start

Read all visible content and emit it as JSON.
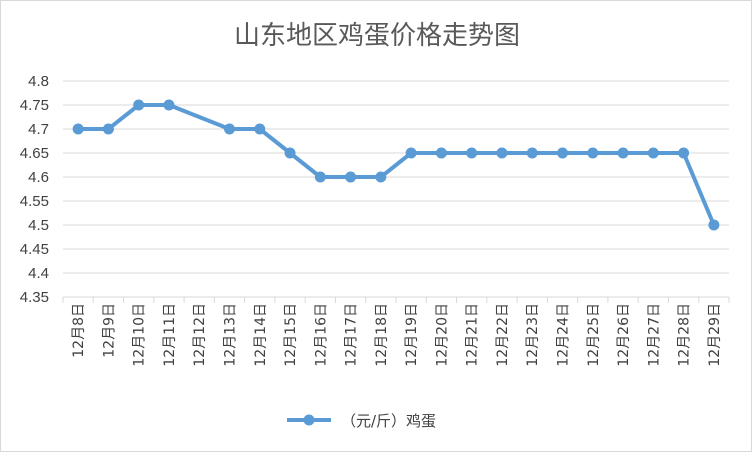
{
  "chart_data": {
    "type": "line",
    "title": "山东地区鸡蛋价格走势图",
    "categories": [
      "12月8日",
      "12月9日",
      "12月10日",
      "12月11日",
      "12月12日",
      "12月13日",
      "12月14日",
      "12月15日",
      "12月16日",
      "12月17日",
      "12月18日",
      "12月19日",
      "12月20日",
      "12月21日",
      "12月22日",
      "12月23日",
      "12月24日",
      "12月25日",
      "12月26日",
      "12月27日",
      "12月28日",
      "12月29日"
    ],
    "series": [
      {
        "name": "（元/斤）鸡蛋",
        "values": [
          4.7,
          4.7,
          4.75,
          4.75,
          null,
          4.7,
          4.7,
          4.65,
          4.6,
          4.6,
          4.6,
          4.65,
          4.65,
          4.65,
          4.65,
          4.65,
          4.65,
          4.65,
          4.65,
          4.65,
          4.65,
          4.5
        ],
        "color": "#5b9bd5"
      }
    ],
    "ylim": [
      4.35,
      4.8
    ],
    "yticks": [
      "4.35",
      "4.4",
      "4.45",
      "4.5",
      "4.55",
      "4.6",
      "4.65",
      "4.7",
      "4.75",
      "4.8"
    ],
    "grid": true,
    "legend": "bottom"
  }
}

end

- [Problem to work on] Nothing but the pictures may be dropped; output the records above exactly.

- [Written solution]
Read all visible content and emit it as JSON.
{
  "chart_data": {
    "type": "line",
    "title": "山东地区鸡蛋价格走势图",
    "categories": [
      "12月8日",
      "12月9日",
      "12月10日",
      "12月11日",
      "12月12日",
      "12月13日",
      "12月14日",
      "12月15日",
      "12月16日",
      "12月17日",
      "12月18日",
      "12月19日",
      "12月20日",
      "12月21日",
      "12月22日",
      "12月23日",
      "12月24日",
      "12月25日",
      "12月26日",
      "12月27日",
      "12月28日",
      "12月29日"
    ],
    "series": [
      {
        "name": "（元/斤）鸡蛋",
        "values": [
          4.7,
          4.7,
          4.75,
          4.75,
          null,
          4.7,
          4.7,
          4.65,
          4.6,
          4.6,
          4.6,
          4.65,
          4.65,
          4.65,
          4.65,
          4.65,
          4.65,
          4.65,
          4.65,
          4.65,
          4.65,
          4.5
        ],
        "color": "#5b9bd5"
      }
    ],
    "ylim": [
      4.35,
      4.8
    ],
    "yticks": [
      "4.35",
      "4.4",
      "4.45",
      "4.5",
      "4.55",
      "4.6",
      "4.65",
      "4.7",
      "4.75",
      "4.8"
    ],
    "grid": true,
    "legend": "bottom"
  }
}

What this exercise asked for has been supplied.